Set problem: Write out the data again in full, exactly as it reads.

Dataset extract:
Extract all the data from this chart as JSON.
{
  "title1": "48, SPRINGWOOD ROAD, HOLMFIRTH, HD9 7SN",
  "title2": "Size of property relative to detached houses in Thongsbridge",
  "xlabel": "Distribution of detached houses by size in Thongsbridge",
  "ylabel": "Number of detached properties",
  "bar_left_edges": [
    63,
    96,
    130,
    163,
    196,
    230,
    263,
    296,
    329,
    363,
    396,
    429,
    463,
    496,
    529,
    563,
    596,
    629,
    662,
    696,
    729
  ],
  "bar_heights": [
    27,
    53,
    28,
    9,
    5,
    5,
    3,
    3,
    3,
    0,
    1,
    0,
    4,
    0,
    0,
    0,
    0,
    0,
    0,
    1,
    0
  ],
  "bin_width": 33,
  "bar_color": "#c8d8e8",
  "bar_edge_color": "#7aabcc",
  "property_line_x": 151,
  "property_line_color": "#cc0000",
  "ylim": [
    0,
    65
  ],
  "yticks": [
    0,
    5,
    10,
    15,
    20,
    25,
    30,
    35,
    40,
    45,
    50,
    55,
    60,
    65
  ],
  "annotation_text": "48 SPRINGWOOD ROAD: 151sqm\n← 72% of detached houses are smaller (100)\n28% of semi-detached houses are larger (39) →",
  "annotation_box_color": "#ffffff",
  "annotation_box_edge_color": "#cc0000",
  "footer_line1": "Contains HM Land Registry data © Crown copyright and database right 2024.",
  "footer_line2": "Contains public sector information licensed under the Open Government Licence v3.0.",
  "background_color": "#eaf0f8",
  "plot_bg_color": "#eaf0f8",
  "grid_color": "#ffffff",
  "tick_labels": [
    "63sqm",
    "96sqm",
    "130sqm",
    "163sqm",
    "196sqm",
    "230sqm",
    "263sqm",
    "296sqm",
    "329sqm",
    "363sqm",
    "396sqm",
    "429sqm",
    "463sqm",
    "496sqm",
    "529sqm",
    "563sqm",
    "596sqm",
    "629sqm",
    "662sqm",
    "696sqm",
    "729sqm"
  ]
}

Solved exercise:
Extract all the data from this chart as JSON.
{
  "title1": "48, SPRINGWOOD ROAD, HOLMFIRTH, HD9 7SN",
  "title2": "Size of property relative to detached houses in Thongsbridge",
  "xlabel": "Distribution of detached houses by size in Thongsbridge",
  "ylabel": "Number of detached properties",
  "bar_left_edges": [
    63,
    96,
    130,
    163,
    196,
    230,
    263,
    296,
    329,
    363,
    396,
    429,
    463,
    496,
    529,
    563,
    596,
    629,
    662,
    696,
    729
  ],
  "bar_heights": [
    27,
    53,
    28,
    9,
    5,
    5,
    3,
    3,
    3,
    0,
    1,
    0,
    4,
    0,
    0,
    0,
    0,
    0,
    0,
    1,
    0
  ],
  "bin_width": 33,
  "bar_color": "#c8d8e8",
  "bar_edge_color": "#7aabcc",
  "property_line_x": 151,
  "property_line_color": "#cc0000",
  "ylim": [
    0,
    65
  ],
  "yticks": [
    0,
    5,
    10,
    15,
    20,
    25,
    30,
    35,
    40,
    45,
    50,
    55,
    60,
    65
  ],
  "annotation_text": "48 SPRINGWOOD ROAD: 151sqm\n← 72% of detached houses are smaller (100)\n28% of semi-detached houses are larger (39) →",
  "annotation_box_color": "#ffffff",
  "annotation_box_edge_color": "#cc0000",
  "footer_line1": "Contains HM Land Registry data © Crown copyright and database right 2024.",
  "footer_line2": "Contains public sector information licensed under the Open Government Licence v3.0.",
  "background_color": "#eaf0f8",
  "plot_bg_color": "#eaf0f8",
  "grid_color": "#ffffff",
  "tick_labels": [
    "63sqm",
    "96sqm",
    "130sqm",
    "163sqm",
    "196sqm",
    "230sqm",
    "263sqm",
    "296sqm",
    "329sqm",
    "363sqm",
    "396sqm",
    "429sqm",
    "463sqm",
    "496sqm",
    "529sqm",
    "563sqm",
    "596sqm",
    "629sqm",
    "662sqm",
    "696sqm",
    "729sqm"
  ]
}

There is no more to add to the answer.